### [RAW DATA]
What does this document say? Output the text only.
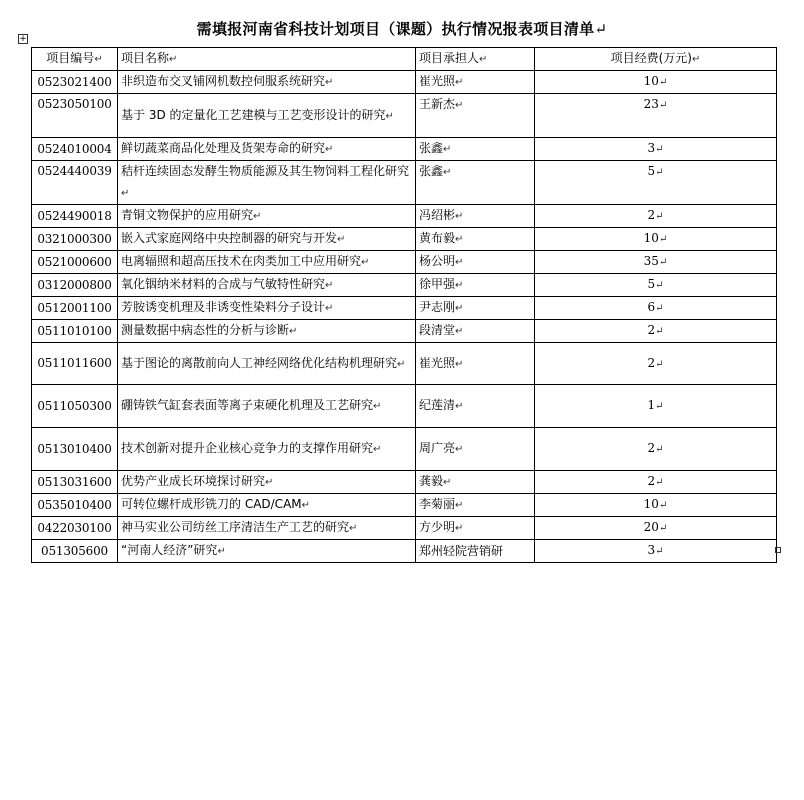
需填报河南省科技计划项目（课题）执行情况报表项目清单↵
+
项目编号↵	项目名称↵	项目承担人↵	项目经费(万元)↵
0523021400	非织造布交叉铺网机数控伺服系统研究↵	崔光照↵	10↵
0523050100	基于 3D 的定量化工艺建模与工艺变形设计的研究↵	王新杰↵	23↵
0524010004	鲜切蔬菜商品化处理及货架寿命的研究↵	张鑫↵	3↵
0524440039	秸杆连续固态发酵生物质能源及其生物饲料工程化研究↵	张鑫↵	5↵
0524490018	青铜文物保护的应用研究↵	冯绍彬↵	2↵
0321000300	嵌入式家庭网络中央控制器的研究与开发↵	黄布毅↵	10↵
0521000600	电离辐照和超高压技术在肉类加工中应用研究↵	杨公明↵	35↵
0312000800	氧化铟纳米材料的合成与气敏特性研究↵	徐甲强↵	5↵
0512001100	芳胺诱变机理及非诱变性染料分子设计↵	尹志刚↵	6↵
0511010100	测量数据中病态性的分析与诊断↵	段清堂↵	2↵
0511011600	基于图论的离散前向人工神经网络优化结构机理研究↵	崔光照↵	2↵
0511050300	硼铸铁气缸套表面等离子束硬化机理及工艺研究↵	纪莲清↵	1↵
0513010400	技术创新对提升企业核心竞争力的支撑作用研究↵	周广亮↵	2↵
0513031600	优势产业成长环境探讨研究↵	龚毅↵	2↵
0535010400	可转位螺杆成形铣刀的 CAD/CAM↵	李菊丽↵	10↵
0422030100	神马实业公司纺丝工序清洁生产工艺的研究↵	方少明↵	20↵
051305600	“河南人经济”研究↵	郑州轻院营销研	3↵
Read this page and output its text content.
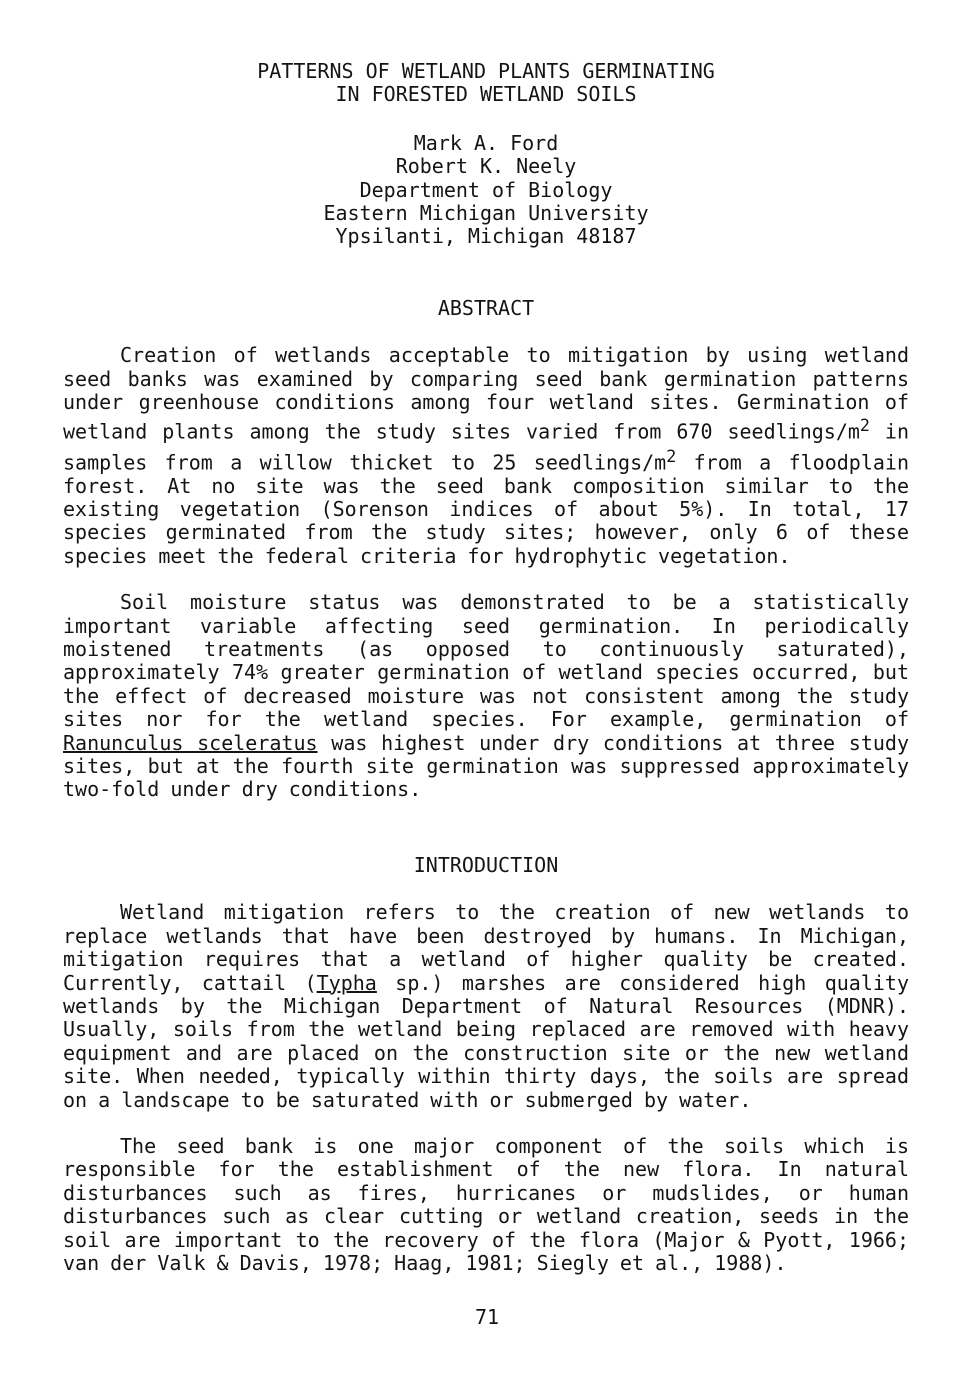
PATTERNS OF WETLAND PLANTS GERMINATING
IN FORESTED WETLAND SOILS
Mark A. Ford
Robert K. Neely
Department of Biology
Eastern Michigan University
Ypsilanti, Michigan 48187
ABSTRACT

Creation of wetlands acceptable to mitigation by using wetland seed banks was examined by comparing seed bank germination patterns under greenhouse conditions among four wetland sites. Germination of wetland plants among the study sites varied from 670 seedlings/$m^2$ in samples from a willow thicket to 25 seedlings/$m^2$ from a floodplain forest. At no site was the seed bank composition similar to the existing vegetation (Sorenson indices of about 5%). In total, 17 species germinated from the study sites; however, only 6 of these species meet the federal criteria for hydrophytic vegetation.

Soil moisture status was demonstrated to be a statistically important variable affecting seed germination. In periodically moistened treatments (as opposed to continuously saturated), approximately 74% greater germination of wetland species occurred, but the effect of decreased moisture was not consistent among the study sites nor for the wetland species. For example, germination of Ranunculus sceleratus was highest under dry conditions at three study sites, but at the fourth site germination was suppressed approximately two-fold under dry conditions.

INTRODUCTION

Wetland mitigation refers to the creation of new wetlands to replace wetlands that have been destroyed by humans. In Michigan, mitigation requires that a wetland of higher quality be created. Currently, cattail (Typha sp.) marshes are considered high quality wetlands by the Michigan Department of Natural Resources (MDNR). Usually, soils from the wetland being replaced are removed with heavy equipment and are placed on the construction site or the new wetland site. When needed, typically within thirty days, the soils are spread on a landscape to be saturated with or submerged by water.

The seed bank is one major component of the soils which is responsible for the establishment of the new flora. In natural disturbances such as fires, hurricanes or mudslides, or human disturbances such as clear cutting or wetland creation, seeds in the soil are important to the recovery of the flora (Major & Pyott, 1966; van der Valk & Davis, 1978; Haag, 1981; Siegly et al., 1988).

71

* * *

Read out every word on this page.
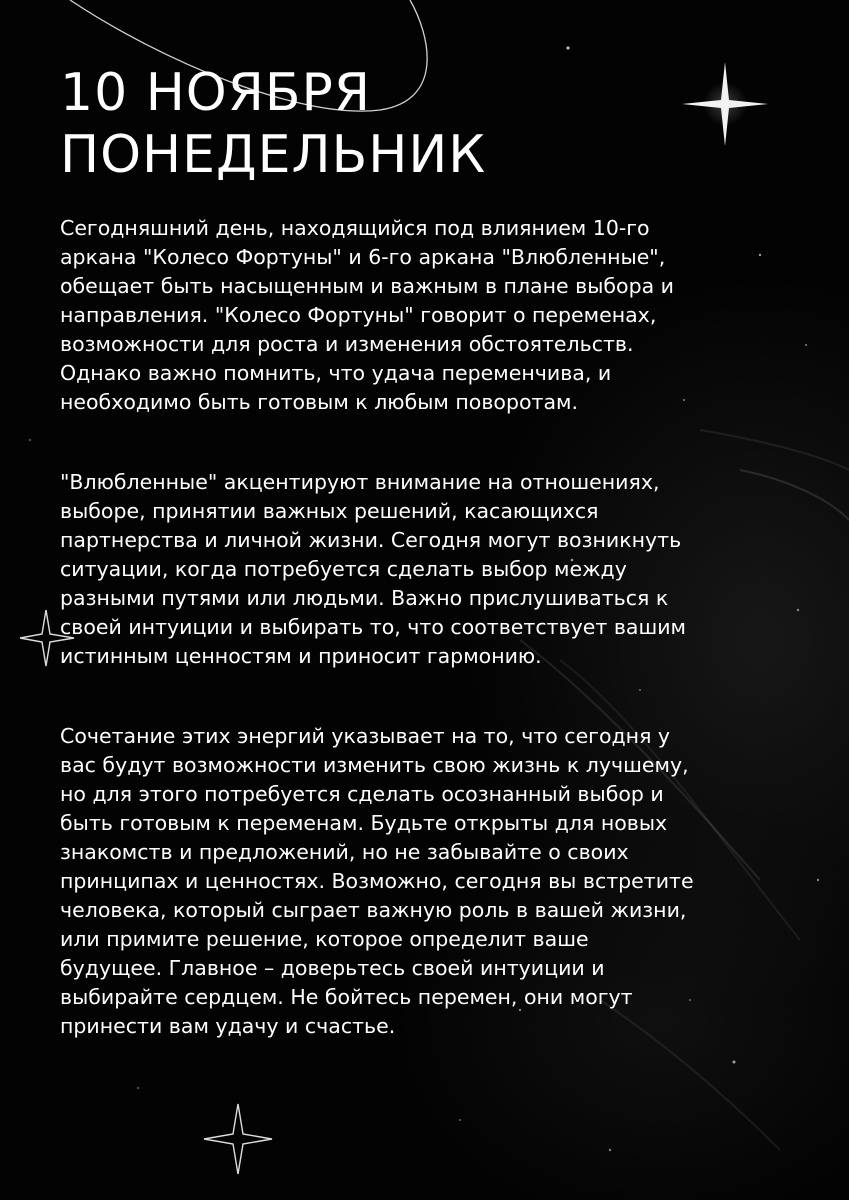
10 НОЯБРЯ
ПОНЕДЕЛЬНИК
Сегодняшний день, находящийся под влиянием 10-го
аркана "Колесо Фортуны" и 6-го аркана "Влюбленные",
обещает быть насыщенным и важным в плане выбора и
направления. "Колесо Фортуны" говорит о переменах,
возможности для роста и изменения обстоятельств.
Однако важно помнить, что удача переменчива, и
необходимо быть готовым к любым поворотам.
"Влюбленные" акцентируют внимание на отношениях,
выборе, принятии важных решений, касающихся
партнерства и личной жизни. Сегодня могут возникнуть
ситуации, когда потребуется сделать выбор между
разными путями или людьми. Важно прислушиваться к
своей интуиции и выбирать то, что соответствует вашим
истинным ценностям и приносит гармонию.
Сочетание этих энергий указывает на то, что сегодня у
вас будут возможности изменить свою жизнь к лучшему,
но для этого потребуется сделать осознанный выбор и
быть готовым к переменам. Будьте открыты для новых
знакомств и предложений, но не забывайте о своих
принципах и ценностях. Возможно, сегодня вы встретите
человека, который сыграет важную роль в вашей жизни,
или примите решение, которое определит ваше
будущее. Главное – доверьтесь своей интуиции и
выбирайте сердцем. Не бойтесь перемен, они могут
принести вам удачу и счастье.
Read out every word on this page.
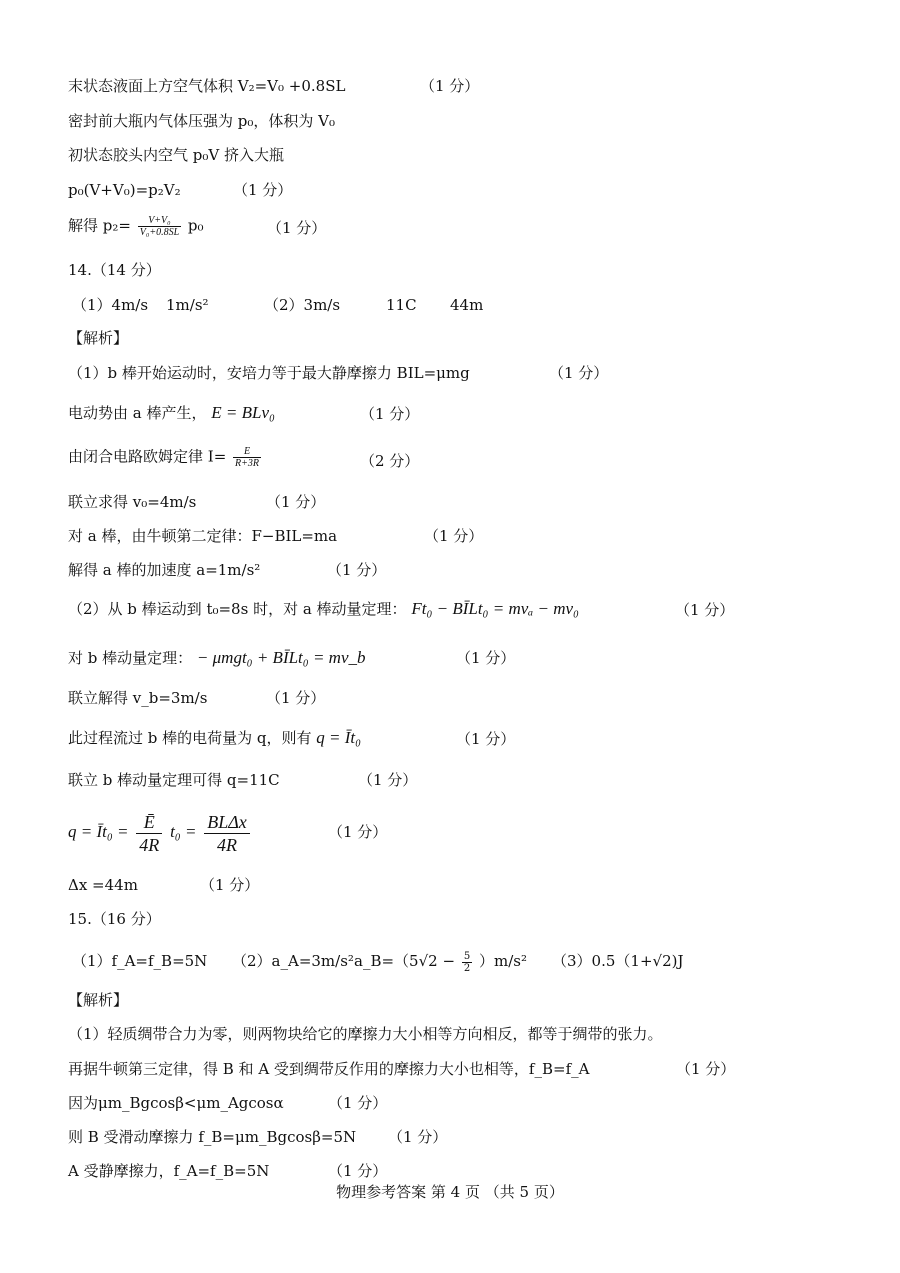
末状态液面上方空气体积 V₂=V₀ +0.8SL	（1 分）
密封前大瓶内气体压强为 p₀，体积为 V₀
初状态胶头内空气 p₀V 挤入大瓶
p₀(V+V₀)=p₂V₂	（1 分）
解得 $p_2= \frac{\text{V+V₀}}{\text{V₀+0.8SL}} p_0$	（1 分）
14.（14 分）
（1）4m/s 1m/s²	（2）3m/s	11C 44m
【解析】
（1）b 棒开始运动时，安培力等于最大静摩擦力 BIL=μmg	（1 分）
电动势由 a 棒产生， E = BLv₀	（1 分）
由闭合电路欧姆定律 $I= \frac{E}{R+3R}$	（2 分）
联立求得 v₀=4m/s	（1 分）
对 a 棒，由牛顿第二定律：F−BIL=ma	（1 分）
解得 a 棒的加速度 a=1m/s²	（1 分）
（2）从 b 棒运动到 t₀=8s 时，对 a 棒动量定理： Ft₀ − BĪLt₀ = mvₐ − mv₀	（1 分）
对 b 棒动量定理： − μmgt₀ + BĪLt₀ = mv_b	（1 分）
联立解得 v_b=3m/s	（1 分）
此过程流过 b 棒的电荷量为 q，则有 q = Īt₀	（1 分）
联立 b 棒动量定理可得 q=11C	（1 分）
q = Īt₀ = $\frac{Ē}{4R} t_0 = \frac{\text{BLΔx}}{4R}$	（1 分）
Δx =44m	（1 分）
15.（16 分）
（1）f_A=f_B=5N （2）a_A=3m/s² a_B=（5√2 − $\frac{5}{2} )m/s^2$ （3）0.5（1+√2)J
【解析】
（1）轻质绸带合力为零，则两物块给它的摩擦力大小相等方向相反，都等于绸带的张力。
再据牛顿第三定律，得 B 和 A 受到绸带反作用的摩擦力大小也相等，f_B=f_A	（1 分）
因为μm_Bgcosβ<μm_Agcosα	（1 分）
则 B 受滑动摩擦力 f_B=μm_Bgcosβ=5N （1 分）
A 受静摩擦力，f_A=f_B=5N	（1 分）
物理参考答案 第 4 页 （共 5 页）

### [EXERCISE DETAILS]
Count the lines that hold the string "своей", and reply with that number alone.

### [RESPONSE]
2